— RECORDS FOR THIS EXERCISE —
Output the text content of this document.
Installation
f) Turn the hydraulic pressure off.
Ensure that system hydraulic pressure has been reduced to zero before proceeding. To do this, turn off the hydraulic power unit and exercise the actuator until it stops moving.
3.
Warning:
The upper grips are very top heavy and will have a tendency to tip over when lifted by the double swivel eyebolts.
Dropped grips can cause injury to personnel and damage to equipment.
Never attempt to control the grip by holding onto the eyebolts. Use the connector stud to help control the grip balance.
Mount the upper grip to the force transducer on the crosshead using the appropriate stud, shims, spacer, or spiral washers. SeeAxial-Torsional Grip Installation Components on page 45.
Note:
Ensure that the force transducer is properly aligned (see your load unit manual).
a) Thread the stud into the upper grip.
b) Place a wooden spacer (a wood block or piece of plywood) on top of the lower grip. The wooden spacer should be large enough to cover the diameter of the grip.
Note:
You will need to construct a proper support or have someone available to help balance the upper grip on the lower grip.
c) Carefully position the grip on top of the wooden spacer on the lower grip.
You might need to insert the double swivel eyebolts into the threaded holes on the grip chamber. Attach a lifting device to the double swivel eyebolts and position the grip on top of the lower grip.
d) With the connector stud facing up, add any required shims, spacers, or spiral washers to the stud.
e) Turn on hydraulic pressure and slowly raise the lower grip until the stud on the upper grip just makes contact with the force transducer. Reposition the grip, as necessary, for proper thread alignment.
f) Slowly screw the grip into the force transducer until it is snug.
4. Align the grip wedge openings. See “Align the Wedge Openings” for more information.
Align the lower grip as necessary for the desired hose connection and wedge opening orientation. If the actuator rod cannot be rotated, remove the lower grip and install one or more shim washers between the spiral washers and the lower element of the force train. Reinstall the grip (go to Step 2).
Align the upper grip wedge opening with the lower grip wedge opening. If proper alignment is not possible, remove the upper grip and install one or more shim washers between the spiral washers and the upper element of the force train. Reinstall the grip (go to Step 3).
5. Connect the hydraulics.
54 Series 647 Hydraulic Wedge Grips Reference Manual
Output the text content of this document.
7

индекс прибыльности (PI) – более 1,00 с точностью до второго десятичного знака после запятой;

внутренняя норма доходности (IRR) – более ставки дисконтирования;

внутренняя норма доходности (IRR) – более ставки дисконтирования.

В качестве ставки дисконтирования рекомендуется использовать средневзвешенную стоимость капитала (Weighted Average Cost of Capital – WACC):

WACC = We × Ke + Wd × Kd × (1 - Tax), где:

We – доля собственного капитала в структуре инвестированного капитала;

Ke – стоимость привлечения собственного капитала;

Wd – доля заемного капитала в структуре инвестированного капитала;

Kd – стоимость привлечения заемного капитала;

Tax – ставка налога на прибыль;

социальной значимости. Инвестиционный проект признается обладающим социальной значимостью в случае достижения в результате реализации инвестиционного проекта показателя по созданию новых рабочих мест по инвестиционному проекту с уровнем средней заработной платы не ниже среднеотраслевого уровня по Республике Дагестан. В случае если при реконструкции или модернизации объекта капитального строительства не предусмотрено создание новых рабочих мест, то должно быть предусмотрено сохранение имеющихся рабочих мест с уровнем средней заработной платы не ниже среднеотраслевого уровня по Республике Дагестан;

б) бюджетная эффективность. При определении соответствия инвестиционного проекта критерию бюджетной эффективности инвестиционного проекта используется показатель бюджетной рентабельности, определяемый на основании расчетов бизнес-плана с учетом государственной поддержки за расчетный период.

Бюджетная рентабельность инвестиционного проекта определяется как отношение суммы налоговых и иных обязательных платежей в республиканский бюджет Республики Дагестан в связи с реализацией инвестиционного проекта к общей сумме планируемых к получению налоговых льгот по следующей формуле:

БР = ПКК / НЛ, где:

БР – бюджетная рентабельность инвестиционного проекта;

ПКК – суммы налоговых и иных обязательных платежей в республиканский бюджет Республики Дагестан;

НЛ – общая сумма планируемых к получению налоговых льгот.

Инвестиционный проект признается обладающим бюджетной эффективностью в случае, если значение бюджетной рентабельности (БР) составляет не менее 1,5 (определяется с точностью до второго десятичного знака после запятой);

---

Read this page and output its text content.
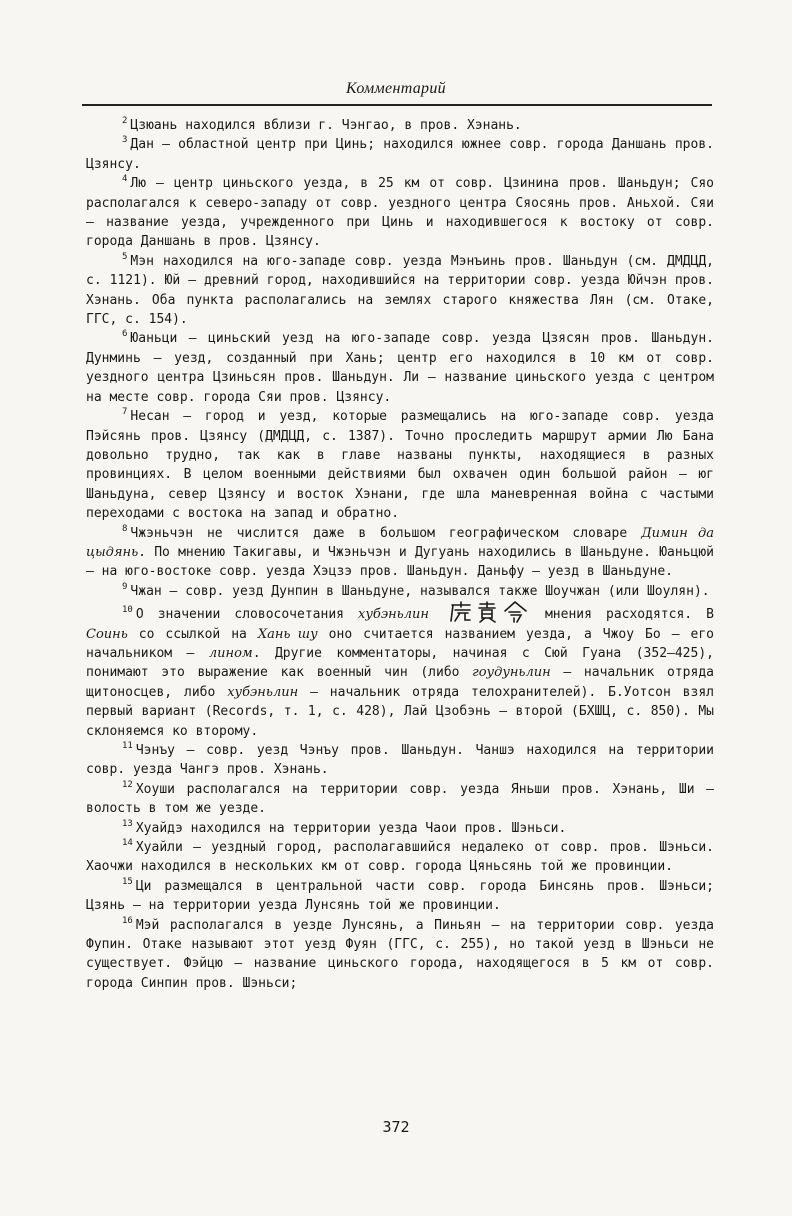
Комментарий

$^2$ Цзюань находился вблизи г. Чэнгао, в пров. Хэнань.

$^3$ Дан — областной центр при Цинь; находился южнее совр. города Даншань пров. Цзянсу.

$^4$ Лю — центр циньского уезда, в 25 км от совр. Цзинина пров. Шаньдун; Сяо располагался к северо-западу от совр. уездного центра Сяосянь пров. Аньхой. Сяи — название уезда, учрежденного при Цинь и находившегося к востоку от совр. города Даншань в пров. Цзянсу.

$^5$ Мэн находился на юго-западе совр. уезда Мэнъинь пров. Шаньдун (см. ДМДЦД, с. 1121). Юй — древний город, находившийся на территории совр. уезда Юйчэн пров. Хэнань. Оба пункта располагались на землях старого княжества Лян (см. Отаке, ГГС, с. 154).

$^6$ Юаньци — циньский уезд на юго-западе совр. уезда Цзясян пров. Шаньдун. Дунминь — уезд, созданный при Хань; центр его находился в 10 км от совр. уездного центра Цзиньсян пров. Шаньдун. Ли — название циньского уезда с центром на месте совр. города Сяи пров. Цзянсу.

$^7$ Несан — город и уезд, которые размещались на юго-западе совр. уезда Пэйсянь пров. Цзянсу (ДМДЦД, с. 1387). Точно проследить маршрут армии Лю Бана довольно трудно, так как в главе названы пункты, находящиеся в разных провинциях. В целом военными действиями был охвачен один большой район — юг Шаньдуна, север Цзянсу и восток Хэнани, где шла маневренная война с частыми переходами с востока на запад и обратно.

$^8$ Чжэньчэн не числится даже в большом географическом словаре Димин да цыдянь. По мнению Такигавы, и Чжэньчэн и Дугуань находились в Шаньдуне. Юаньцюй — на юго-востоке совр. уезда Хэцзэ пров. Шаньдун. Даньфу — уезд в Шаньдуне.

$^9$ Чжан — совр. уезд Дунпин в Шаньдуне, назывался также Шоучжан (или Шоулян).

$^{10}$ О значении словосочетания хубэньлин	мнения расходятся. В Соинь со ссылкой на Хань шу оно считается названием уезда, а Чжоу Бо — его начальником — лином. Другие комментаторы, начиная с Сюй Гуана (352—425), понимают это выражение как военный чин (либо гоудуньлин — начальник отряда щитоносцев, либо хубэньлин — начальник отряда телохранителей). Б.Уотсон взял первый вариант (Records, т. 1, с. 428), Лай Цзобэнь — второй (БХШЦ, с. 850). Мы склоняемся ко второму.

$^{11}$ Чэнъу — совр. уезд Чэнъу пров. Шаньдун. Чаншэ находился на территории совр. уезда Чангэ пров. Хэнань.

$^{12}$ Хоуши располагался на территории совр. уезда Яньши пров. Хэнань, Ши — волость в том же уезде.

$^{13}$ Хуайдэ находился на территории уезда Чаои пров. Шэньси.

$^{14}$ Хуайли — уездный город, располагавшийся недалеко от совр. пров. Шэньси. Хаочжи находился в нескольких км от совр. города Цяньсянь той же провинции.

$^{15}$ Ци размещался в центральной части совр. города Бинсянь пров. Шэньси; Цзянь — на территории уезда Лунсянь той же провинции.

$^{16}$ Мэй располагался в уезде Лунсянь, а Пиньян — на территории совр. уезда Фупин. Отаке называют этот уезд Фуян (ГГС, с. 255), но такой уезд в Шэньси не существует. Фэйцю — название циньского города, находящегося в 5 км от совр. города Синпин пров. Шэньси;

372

— WHAT YOU SHOULD DO —
Find every line with the word "wooden" and state how many there are, with no other words.

— RESULT FOR THIS EXERCISE —
2